| REQUEST |
The listing below is to be output in its exact form.

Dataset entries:
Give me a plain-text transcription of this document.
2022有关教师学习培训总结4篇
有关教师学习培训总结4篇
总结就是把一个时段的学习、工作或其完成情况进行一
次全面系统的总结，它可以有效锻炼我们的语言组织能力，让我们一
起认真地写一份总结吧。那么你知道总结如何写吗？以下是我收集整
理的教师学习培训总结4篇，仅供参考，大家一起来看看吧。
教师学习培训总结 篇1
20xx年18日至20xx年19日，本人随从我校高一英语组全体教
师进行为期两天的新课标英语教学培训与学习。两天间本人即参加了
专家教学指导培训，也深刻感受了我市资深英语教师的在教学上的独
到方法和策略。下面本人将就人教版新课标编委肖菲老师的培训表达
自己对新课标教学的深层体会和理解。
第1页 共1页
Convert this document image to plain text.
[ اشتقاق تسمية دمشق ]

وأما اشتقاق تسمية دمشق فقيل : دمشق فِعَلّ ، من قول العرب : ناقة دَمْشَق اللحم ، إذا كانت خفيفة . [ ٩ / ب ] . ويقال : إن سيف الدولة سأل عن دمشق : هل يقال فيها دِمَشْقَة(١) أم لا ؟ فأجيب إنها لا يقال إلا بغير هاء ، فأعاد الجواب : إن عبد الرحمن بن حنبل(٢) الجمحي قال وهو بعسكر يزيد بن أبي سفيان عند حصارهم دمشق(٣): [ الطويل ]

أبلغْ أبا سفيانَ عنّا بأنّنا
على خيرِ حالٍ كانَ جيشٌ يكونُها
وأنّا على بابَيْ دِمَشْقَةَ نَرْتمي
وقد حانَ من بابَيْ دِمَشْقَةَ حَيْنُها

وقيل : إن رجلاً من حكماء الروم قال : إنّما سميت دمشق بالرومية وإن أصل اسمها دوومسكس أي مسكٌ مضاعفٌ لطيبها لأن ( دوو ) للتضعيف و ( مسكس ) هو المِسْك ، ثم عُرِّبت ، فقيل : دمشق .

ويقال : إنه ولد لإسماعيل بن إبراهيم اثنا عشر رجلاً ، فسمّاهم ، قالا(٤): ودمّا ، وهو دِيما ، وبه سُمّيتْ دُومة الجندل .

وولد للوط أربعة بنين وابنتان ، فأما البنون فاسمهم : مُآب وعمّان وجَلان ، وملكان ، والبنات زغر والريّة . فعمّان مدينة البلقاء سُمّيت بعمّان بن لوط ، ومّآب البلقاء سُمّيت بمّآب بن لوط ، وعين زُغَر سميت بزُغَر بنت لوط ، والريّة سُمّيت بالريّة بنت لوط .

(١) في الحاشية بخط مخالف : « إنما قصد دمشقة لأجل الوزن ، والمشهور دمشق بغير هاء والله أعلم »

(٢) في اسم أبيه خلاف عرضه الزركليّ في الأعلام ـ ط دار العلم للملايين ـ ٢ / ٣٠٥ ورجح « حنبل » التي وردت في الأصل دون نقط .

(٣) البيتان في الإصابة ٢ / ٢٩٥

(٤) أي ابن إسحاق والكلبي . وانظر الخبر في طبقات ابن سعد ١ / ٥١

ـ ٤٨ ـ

| REPLY |
Give me a plain-text transcription of this document.
2022有关教师学习培训总结4篇
有关教师学习培训总结4篇
总结就是把一个时段的学习、工作或其完成情况进行一
次全面系统的总结，它可以有效锻炼我们的语言组织能力，让我们一
起认真地写一份总结吧。那么你知道总结如何写吗？以下是我收集整
理的教师学习培训总结4篇，仅供参考，大家一起来看看吧。
教师学习培训总结 篇1
20xx年18日至20xx年19日，本人随从我校高一英语组全体教
师进行为期两天的新课标英语教学培训与学习。两天间本人即参加了
专家教学指导培训，也深刻感受了我市资深英语教师的在教学上的独
到方法和策略。下面本人将就人教版新课标编委肖菲老师的培训表达
自己对新课标教学的深层体会和理解。
第1页 共1页
Convert this document image to plain text.
[ اشتقاق تسمية دمشق ]

وأما اشتقاق تسمية دمشق فقيل : دمشق فِعَلّ ، من قول العرب : ناقة دَمْشَق اللحم ، إذا كانت خفيفة . [ ٩ / ب ] . ويقال : إن سيف الدولة سأل عن دمشق : هل يقال فيها دِمَشْقَة(١) أم لا ؟ فأجيب إنها لا يقال إلا بغير هاء ، فأعاد الجواب : إن عبد الرحمن بن حنبل(٢) الجمحي قال وهو بعسكر يزيد بن أبي سفيان عند حصارهم دمشق(٣): [ الطويل ]

أبلغْ أبا سفيانَ عنّا بأنّنا
على خيرِ حالٍ كانَ جيشٌ يكونُها
وأنّا على بابَيْ دِمَشْقَةَ نَرْتمي
وقد حانَ من بابَيْ دِمَشْقَةَ حَيْنُها

وقيل : إن رجلاً من حكماء الروم قال : إنّما سميت دمشق بالرومية وإن أصل اسمها دوومسكس أي مسكٌ مضاعفٌ لطيبها لأن ( دوو ) للتضعيف و ( مسكس ) هو المِسْك ، ثم عُرِّبت ، فقيل : دمشق .

ويقال : إنه ولد لإسماعيل بن إبراهيم اثنا عشر رجلاً ، فسمّاهم ، قالا(٤): ودمّا ، وهو دِيما ، وبه سُمّيتْ دُومة الجندل .

وولد للوط أربعة بنين وابنتان ، فأما البنون فاسمهم : مُآب وعمّان وجَلان ، وملكان ، والبنات زغر والريّة . فعمّان مدينة البلقاء سُمّيت بعمّان بن لوط ، ومّآب البلقاء سُمّيت بمّآب بن لوط ، وعين زُغَر سميت بزُغَر بنت لوط ، والريّة سُمّيت بالريّة بنت لوط .

(١) في الحاشية بخط مخالف : « إنما قصد دمشقة لأجل الوزن ، والمشهور دمشق بغير هاء والله أعلم »

(٢) في اسم أبيه خلاف عرضه الزركليّ في الأعلام ـ ط دار العلم للملايين ـ ٢ / ٣٠٥ ورجح « حنبل » التي وردت في الأصل دون نقط .

(٣) البيتان في الإصابة ٢ / ٢٩٥

(٤) أي ابن إسحاق والكلبي . وانظر الخبر في طبقات ابن سعد ١ / ٥١

ـ ٤٨ ـ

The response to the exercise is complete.